TASK DIRECTIONS:
Every entry below must be repeated exactly; skip the pictures.
-- START DATASET RECORDS --
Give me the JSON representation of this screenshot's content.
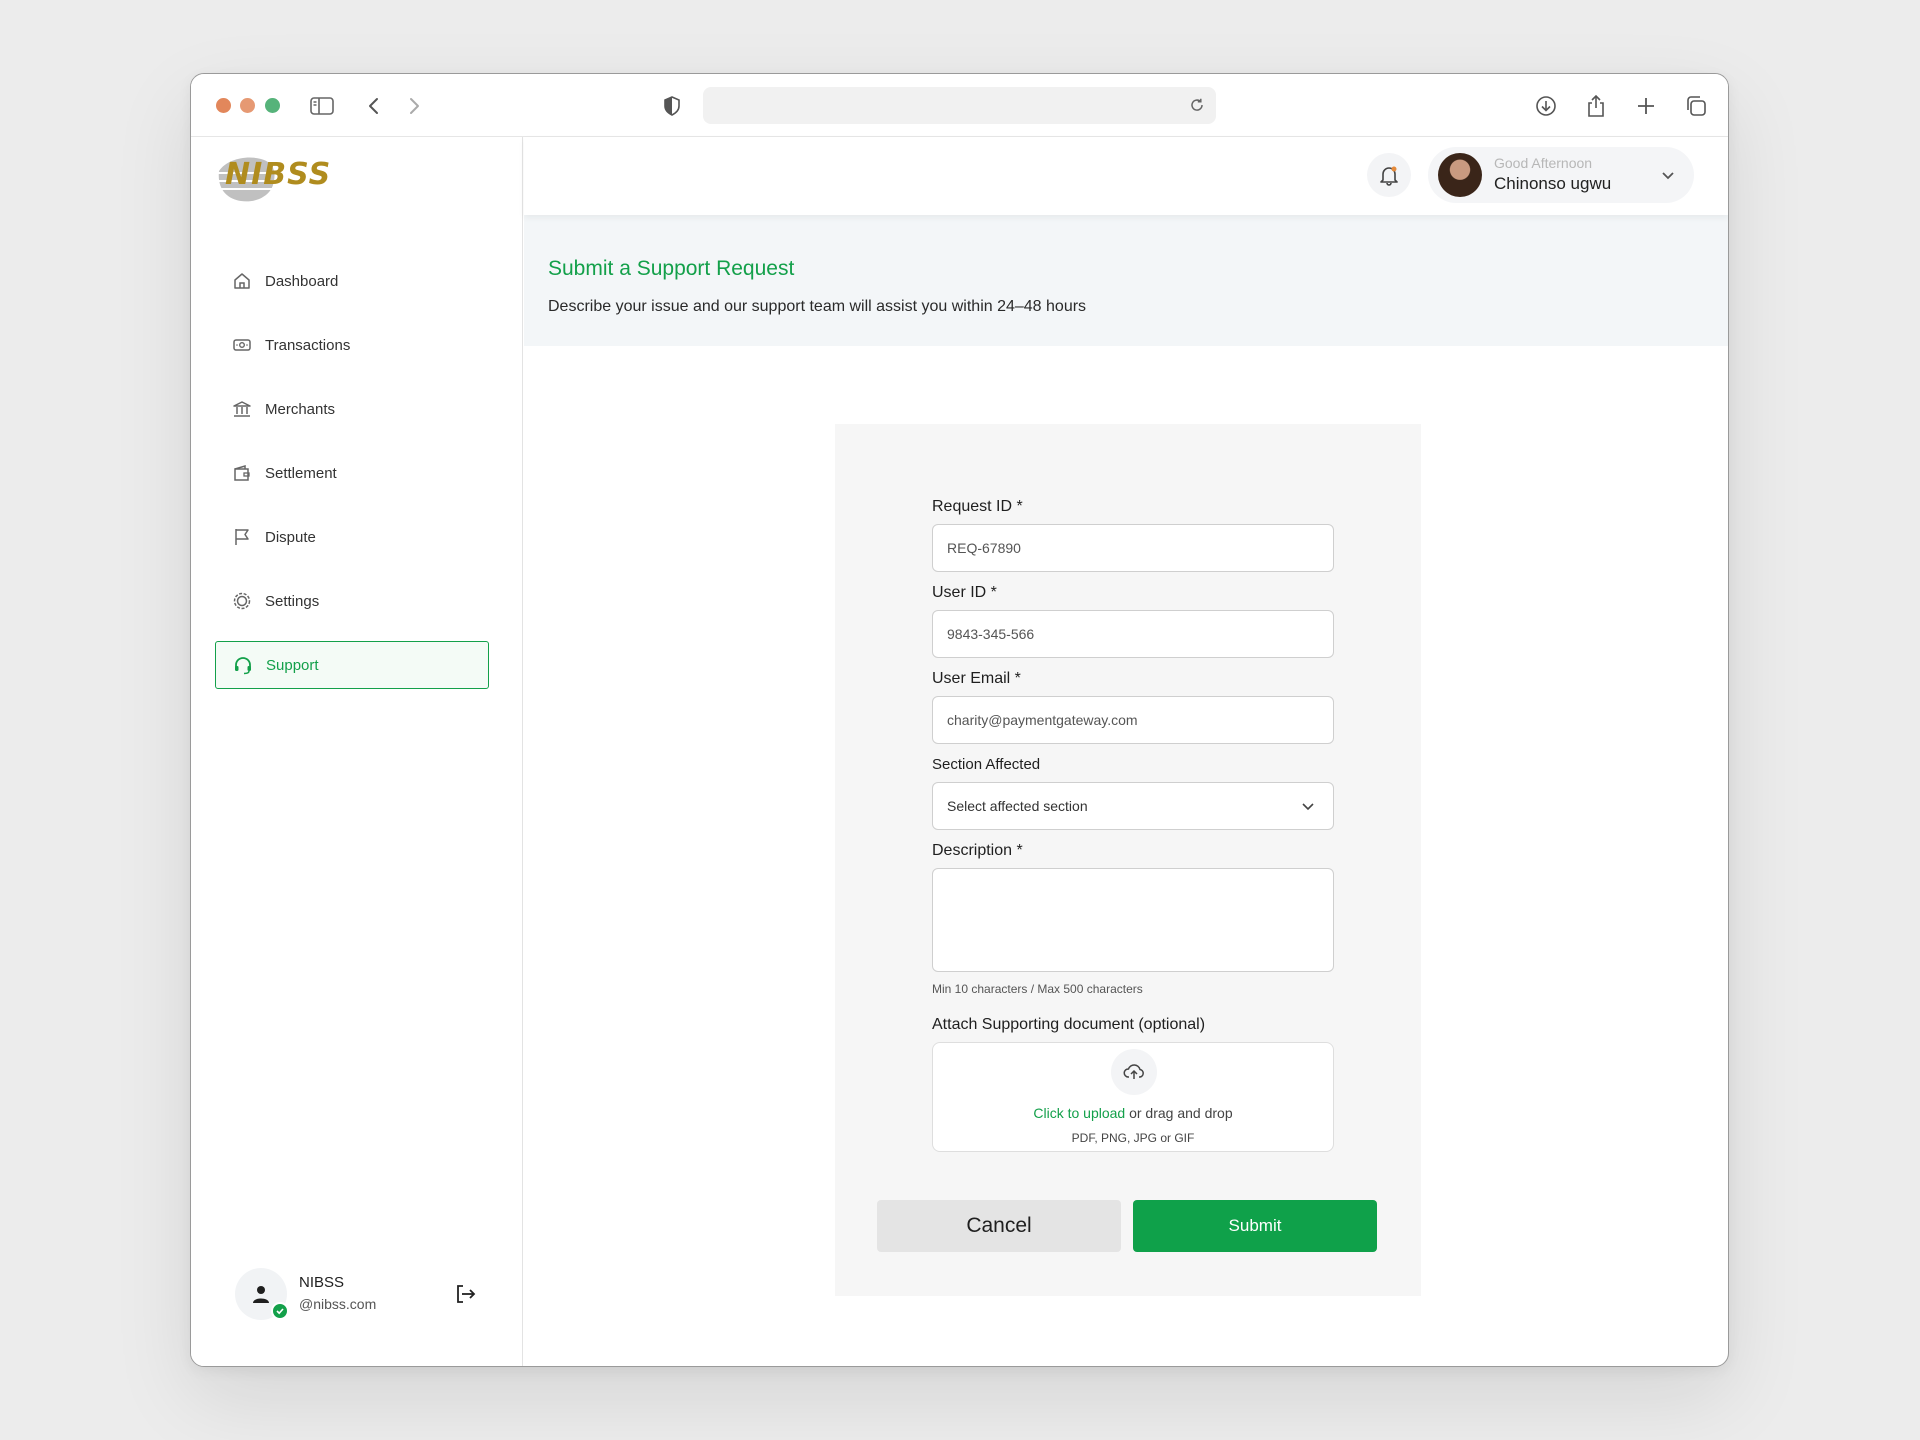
{
  "header": {
    "greeting": "Good Afternoon",
    "user_name": "Chinonso ugwu"
  },
  "sidebar": {
    "logo_text": "NIBSS",
    "items": [
      {
        "label": "Dashboard",
        "icon": "home-icon"
      },
      {
        "label": "Transactions",
        "icon": "money-icon"
      },
      {
        "label": "Merchants",
        "icon": "bank-icon"
      },
      {
        "label": "Settlement",
        "icon": "wallet-icon"
      },
      {
        "label": "Dispute",
        "icon": "flag-icon"
      },
      {
        "label": "Settings",
        "icon": "gear-icon"
      },
      {
        "label": "Support",
        "icon": "headset-icon",
        "active": true
      }
    ],
    "profile": {
      "name": "NIBSS",
      "email": "@nibss.com"
    }
  },
  "banner": {
    "title": "Submit a Support Request",
    "subtitle": "Describe your issue and our support team will assist you within 24–48 hours"
  },
  "form": {
    "request_id": {
      "label": "Request ID *",
      "value": "REQ-67890"
    },
    "user_id": {
      "label": "User ID *",
      "value": "9843-345-566"
    },
    "user_email": {
      "label": "User Email *",
      "value": "charity@paymentgateway.com"
    },
    "section": {
      "label": "Section Affected",
      "placeholder": "Select affected section"
    },
    "description": {
      "label": "Description *",
      "value": "",
      "hint": "Min 10 characters / Max 500 characters"
    },
    "attachment": {
      "label": "Attach Supporting document (optional)",
      "link_text": "Click to upload",
      "rest_text": "or drag and drop",
      "types": "PDF, PNG, JPG or GIF"
    },
    "cancel_label": "Cancel",
    "submit_label": "Submit"
  },
  "colors": {
    "brand_green": "#13a04a",
    "submit_green": "#0fa14a",
    "logo_gold": "#b08c1e"
  }
}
-- END DATASET RECORDS --
THE OUTPUT:
Give me the JSON representation of this screenshot's content.
{
  "header": {
    "greeting": "Good Afternoon",
    "user_name": "Chinonso ugwu"
  },
  "sidebar": {
    "logo_text": "NIBSS",
    "items": [
      {
        "label": "Dashboard",
        "icon": "home-icon"
      },
      {
        "label": "Transactions",
        "icon": "money-icon"
      },
      {
        "label": "Merchants",
        "icon": "bank-icon"
      },
      {
        "label": "Settlement",
        "icon": "wallet-icon"
      },
      {
        "label": "Dispute",
        "icon": "flag-icon"
      },
      {
        "label": "Settings",
        "icon": "gear-icon"
      },
      {
        "label": "Support",
        "icon": "headset-icon",
        "active": true
      }
    ],
    "profile": {
      "name": "NIBSS",
      "email": "@nibss.com"
    }
  },
  "banner": {
    "title": "Submit a Support Request",
    "subtitle": "Describe your issue and our support team will assist you within 24–48 hours"
  },
  "form": {
    "request_id": {
      "label": "Request ID *",
      "value": "REQ-67890"
    },
    "user_id": {
      "label": "User ID *",
      "value": "9843-345-566"
    },
    "user_email": {
      "label": "User Email *",
      "value": "charity@paymentgateway.com"
    },
    "section": {
      "label": "Section Affected",
      "placeholder": "Select affected section"
    },
    "description": {
      "label": "Description *",
      "value": "",
      "hint": "Min 10 characters / Max 500 characters"
    },
    "attachment": {
      "label": "Attach Supporting document (optional)",
      "link_text": "Click to upload",
      "rest_text": "or drag and drop",
      "types": "PDF, PNG, JPG or GIF"
    },
    "cancel_label": "Cancel",
    "submit_label": "Submit"
  },
  "colors": {
    "brand_green": "#13a04a",
    "submit_green": "#0fa14a",
    "logo_gold": "#b08c1e"
  }
}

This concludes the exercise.